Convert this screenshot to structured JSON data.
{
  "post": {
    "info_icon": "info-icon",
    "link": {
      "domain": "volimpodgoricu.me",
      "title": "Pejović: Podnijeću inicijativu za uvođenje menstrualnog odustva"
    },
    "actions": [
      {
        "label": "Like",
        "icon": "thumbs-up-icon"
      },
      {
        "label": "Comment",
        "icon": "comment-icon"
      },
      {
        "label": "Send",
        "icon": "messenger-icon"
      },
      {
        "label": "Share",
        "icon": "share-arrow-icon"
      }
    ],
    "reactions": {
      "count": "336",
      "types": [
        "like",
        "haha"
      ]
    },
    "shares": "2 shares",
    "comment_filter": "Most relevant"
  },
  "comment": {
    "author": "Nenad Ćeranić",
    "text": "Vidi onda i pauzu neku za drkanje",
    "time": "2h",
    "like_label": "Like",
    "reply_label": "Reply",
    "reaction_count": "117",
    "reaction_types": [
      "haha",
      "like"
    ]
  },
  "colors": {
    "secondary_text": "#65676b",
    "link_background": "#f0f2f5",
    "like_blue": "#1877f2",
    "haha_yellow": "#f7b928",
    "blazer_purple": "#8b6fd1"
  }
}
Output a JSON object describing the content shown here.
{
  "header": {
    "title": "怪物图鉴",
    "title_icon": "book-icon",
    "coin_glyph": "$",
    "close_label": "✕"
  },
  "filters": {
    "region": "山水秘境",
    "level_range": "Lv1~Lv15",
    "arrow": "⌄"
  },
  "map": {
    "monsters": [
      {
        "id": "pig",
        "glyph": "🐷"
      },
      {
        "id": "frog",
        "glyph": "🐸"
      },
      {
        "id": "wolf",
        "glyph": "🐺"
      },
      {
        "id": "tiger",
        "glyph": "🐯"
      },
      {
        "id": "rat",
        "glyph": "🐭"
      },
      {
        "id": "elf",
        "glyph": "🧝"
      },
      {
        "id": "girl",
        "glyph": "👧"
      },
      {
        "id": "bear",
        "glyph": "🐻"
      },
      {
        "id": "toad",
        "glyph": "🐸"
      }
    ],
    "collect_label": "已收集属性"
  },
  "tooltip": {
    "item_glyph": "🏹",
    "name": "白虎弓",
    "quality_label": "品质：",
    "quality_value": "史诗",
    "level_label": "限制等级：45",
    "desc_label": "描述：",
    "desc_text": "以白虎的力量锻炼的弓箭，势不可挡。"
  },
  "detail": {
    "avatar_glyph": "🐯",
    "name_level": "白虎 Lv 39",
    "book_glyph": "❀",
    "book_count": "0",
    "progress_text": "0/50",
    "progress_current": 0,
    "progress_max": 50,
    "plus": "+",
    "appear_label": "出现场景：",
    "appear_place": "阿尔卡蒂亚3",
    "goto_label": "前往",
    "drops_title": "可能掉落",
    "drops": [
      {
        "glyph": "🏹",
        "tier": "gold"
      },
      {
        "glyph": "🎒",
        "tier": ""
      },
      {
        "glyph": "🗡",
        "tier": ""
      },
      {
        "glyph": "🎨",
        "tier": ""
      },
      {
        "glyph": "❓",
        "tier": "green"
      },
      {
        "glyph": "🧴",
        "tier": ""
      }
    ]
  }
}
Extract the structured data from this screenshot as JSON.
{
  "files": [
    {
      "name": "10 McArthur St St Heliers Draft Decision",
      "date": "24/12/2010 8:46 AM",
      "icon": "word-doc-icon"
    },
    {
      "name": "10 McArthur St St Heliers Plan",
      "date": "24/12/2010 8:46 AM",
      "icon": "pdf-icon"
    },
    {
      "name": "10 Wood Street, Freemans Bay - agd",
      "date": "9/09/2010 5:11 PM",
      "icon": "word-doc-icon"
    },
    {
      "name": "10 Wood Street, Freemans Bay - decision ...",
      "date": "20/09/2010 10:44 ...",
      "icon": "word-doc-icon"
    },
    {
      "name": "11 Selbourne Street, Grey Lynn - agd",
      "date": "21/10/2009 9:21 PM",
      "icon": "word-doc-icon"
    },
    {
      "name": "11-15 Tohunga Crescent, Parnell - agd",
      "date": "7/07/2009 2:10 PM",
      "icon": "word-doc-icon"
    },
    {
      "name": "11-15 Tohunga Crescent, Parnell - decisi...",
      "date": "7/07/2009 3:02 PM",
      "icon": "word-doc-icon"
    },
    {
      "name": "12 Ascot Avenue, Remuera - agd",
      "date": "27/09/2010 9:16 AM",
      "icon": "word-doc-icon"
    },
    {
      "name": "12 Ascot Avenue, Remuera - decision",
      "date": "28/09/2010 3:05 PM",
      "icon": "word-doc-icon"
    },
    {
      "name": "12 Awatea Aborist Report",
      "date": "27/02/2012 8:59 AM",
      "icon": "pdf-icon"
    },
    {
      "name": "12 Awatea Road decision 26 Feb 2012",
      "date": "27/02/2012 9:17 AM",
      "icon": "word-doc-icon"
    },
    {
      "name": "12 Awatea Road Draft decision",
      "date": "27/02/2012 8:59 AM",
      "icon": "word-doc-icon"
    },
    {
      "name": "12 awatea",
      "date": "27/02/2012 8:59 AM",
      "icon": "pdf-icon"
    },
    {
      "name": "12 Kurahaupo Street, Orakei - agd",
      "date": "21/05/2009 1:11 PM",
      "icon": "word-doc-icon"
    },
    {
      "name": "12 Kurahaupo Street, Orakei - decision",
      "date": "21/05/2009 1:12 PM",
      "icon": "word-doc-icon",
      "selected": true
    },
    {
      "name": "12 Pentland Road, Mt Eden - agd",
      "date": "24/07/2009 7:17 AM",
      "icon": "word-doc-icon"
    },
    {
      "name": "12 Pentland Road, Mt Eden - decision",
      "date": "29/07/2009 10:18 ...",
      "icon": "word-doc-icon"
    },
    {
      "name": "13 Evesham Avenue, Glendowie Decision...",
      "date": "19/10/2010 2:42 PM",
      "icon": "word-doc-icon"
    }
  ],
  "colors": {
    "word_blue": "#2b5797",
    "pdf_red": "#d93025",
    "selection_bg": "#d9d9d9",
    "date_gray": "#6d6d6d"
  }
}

**Problem statement**
Can you restate every record above word for word?

**The output**
Convert this screenshot to structured JSON data.
{
  "post": {
    "info_icon": "info-icon",
    "link": {
      "domain": "volimpodgoricu.me",
      "title": "Pejović: Podnijeću inicijativu za uvođenje menstrualnog odustva"
    },
    "actions": [
      {
        "label": "Like",
        "icon": "thumbs-up-icon"
      },
      {
        "label": "Comment",
        "icon": "comment-icon"
      },
      {
        "label": "Send",
        "icon": "messenger-icon"
      },
      {
        "label": "Share",
        "icon": "share-arrow-icon"
      }
    ],
    "reactions": {
      "count": "336",
      "types": [
        "like",
        "haha"
      ]
    },
    "shares": "2 shares",
    "comment_filter": "Most relevant"
  },
  "comment": {
    "author": "Nenad Ćeranić",
    "text": "Vidi onda i pauzu neku za drkanje",
    "time": "2h",
    "like_label": "Like",
    "reply_label": "Reply",
    "reaction_count": "117",
    "reaction_types": [
      "haha",
      "like"
    ]
  },
  "colors": {
    "secondary_text": "#65676b",
    "link_background": "#f0f2f5",
    "like_blue": "#1877f2",
    "haha_yellow": "#f7b928",
    "blazer_purple": "#8b6fd1"
  }
}
Output a JSON object describing the content shown here.
{
  "header": {
    "title": "怪物图鉴",
    "title_icon": "book-icon",
    "coin_glyph": "$",
    "close_label": "✕"
  },
  "filters": {
    "region": "山水秘境",
    "level_range": "Lv1~Lv15",
    "arrow": "⌄"
  },
  "map": {
    "monsters": [
      {
        "id": "pig",
        "glyph": "🐷"
      },
      {
        "id": "frog",
        "glyph": "🐸"
      },
      {
        "id": "wolf",
        "glyph": "🐺"
      },
      {
        "id": "tiger",
        "glyph": "🐯"
      },
      {
        "id": "rat",
        "glyph": "🐭"
      },
      {
        "id": "elf",
        "glyph": "🧝"
      },
      {
        "id": "girl",
        "glyph": "👧"
      },
      {
        "id": "bear",
        "glyph": "🐻"
      },
      {
        "id": "toad",
        "glyph": "🐸"
      }
    ],
    "collect_label": "已收集属性"
  },
  "tooltip": {
    "item_glyph": "🏹",
    "name": "白虎弓",
    "quality_label": "品质：",
    "quality_value": "史诗",
    "level_label": "限制等级：45",
    "desc_label": "描述：",
    "desc_text": "以白虎的力量锻炼的弓箭，势不可挡。"
  },
  "detail": {
    "avatar_glyph": "🐯",
    "name_level": "白虎 Lv 39",
    "book_glyph": "❀",
    "book_count": "0",
    "progress_text": "0/50",
    "progress_current": 0,
    "progress_max": 50,
    "plus": "+",
    "appear_label": "出现场景：",
    "appear_place": "阿尔卡蒂亚3",
    "goto_label": "前往",
    "drops_title": "可能掉落",
    "drops": [
      {
        "glyph": "🏹",
        "tier": "gold"
      },
      {
        "glyph": "🎒",
        "tier": ""
      },
      {
        "glyph": "🗡",
        "tier": ""
      },
      {
        "glyph": "🎨",
        "tier": ""
      },
      {
        "glyph": "❓",
        "tier": "green"
      },
      {
        "glyph": "🧴",
        "tier": ""
      }
    ]
  }
}
Extract the structured data from this screenshot as JSON.
{
  "files": [
    {
      "name": "10 McArthur St St Heliers Draft Decision",
      "date": "24/12/2010 8:46 AM",
      "icon": "word-doc-icon"
    },
    {
      "name": "10 McArthur St St Heliers Plan",
      "date": "24/12/2010 8:46 AM",
      "icon": "pdf-icon"
    },
    {
      "name": "10 Wood Street, Freemans Bay - agd",
      "date": "9/09/2010 5:11 PM",
      "icon": "word-doc-icon"
    },
    {
      "name": "10 Wood Street, Freemans Bay - decision ...",
      "date": "20/09/2010 10:44 ...",
      "icon": "word-doc-icon"
    },
    {
      "name": "11 Selbourne Street, Grey Lynn - agd",
      "date": "21/10/2009 9:21 PM",
      "icon": "word-doc-icon"
    },
    {
      "name": "11-15 Tohunga Crescent, Parnell - agd",
      "date": "7/07/2009 2:10 PM",
      "icon": "word-doc-icon"
    },
    {
      "name": "11-15 Tohunga Crescent, Parnell - decisi...",
      "date": "7/07/2009 3:02 PM",
      "icon": "word-doc-icon"
    },
    {
      "name": "12 Ascot Avenue, Remuera - agd",
      "date": "27/09/2010 9:16 AM",
      "icon": "word-doc-icon"
    },
    {
      "name": "12 Ascot Avenue, Remuera - decision",
      "date": "28/09/2010 3:05 PM",
      "icon": "word-doc-icon"
    },
    {
      "name": "12 Awatea Aborist Report",
      "date": "27/02/2012 8:59 AM",
      "icon": "pdf-icon"
    },
    {
      "name": "12 Awatea Road decision 26 Feb 2012",
      "date": "27/02/2012 9:17 AM",
      "icon": "word-doc-icon"
    },
    {
      "name": "12 Awatea Road Draft decision",
      "date": "27/02/2012 8:59 AM",
      "icon": "word-doc-icon"
    },
    {
      "name": "12 awatea",
      "date": "27/02/2012 8:59 AM",
      "icon": "pdf-icon"
    },
    {
      "name": "12 Kurahaupo Street, Orakei - agd",
      "date": "21/05/2009 1:11 PM",
      "icon": "word-doc-icon"
    },
    {
      "name": "12 Kurahaupo Street, Orakei - decision",
      "date": "21/05/2009 1:12 PM",
      "icon": "word-doc-icon",
      "selected": true
    },
    {
      "name": "12 Pentland Road, Mt Eden - agd",
      "date": "24/07/2009 7:17 AM",
      "icon": "word-doc-icon"
    },
    {
      "name": "12 Pentland Road, Mt Eden - decision",
      "date": "29/07/2009 10:18 ...",
      "icon": "word-doc-icon"
    },
    {
      "name": "13 Evesham Avenue, Glendowie Decision...",
      "date": "19/10/2010 2:42 PM",
      "icon": "word-doc-icon"
    }
  ],
  "colors": {
    "word_blue": "#2b5797",
    "pdf_red": "#d93025",
    "selection_bg": "#d9d9d9",
    "date_gray": "#6d6d6d"
  }
}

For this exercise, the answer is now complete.